## Aim of the exercise:
Please write out the complete listing that follows, exactly as it reads.

[START Stored rows]

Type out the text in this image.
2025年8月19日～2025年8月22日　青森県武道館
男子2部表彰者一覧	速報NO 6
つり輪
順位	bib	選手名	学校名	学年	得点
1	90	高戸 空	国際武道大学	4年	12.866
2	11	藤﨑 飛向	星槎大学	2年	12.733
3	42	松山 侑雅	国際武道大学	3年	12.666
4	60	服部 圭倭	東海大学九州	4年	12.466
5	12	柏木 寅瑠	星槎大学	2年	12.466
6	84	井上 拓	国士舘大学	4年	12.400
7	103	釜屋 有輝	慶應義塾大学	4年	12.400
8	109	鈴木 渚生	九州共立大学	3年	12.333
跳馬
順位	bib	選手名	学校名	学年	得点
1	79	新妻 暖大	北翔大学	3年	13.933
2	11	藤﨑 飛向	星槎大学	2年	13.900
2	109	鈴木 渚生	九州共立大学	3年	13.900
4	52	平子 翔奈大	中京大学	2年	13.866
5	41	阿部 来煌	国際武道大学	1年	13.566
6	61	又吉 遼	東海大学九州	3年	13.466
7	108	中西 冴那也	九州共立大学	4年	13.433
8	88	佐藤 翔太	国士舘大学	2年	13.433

[END Stored rows]

## Response:
Type out the text in this image.
2025年8月19日～2025年8月22日　青森県武道館
男子2部表彰者一覧	速報NO 6
つり輪
順位	bib	選手名	学校名	学年	得点
1	90	高戸 空	国際武道大学	4年	12.866
2	11	藤﨑 飛向	星槎大学	2年	12.733
3	42	松山 侑雅	国際武道大学	3年	12.666
4	60	服部 圭倭	東海大学九州	4年	12.466
5	12	柏木 寅瑠	星槎大学	2年	12.466
6	84	井上 拓	国士舘大学	4年	12.400
7	103	釜屋 有輝	慶應義塾大学	4年	12.400
8	109	鈴木 渚生	九州共立大学	3年	12.333
跳馬
順位	bib	選手名	学校名	学年	得点
1	79	新妻 暖大	北翔大学	3年	13.933
2	11	藤﨑 飛向	星槎大学	2年	13.900
2	109	鈴木 渚生	九州共立大学	3年	13.900
4	52	平子 翔奈大	中京大学	2年	13.866
5	41	阿部 来煌	国際武道大学	1年	13.566
6	61	又吉 遼	東海大学九州	3年	13.466
7	108	中西 冴那也	九州共立大学	4年	13.433
8	88	佐藤 翔太	国士舘大学	2年	13.433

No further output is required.